### YOUR INSTRUCTIONS
Using the listing below, select the lines with the word "dětí" and copy them.

>> Start MATERIAL PROVIDED

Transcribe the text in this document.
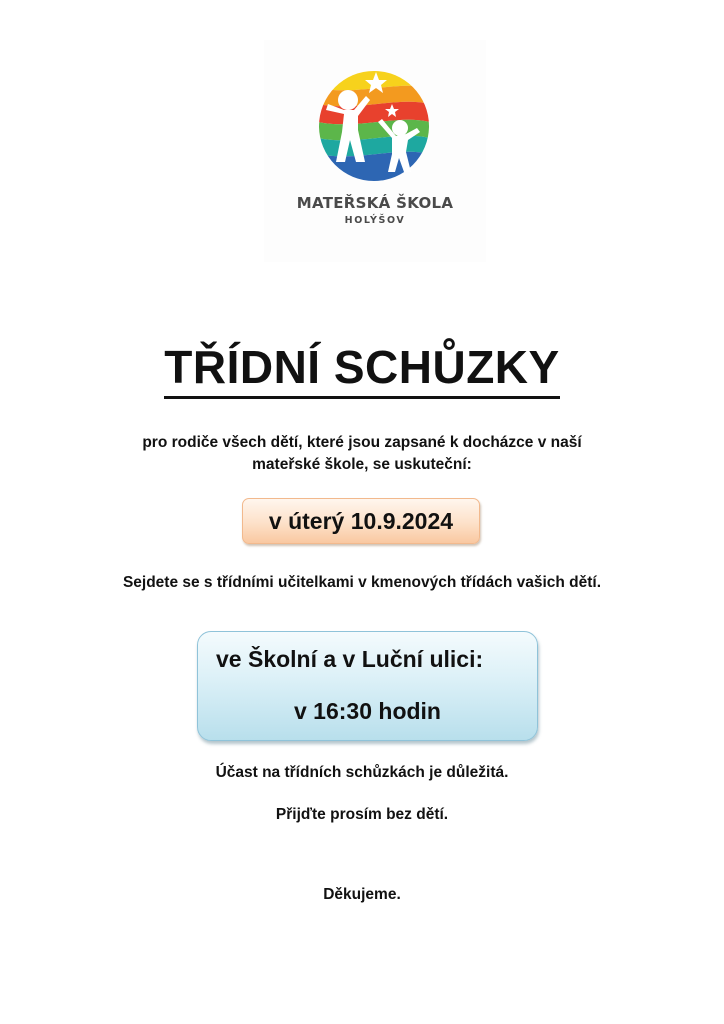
MATEŘSKÁ ŠKOLA
HOLÝŠOV
TŘÍDNÍ SCHŮZKY
pro rodiče všech dětí, které jsou zapsané k docházce v naší
mateřské škole, se uskuteční:
v úterý 10.9.2024
Sejdete se s třídními učitelkami v kmenových třídách vašich dětí.
ve Školní a v Luční ulici:
v 16:30 hodin
Účast na třídních schůzkách je důležitá.
Přijďte prosím bez dětí.
Děkujeme.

>> End MATERIAL PROVIDED

### ANSWER TO THIS EXERCISE
pro rodiče všech dětí, které jsou zapsané k docházce v naší
Sejdete se s třídními učitelkami v kmenových třídách vašich dětí.
Přijďte prosím bez dětí.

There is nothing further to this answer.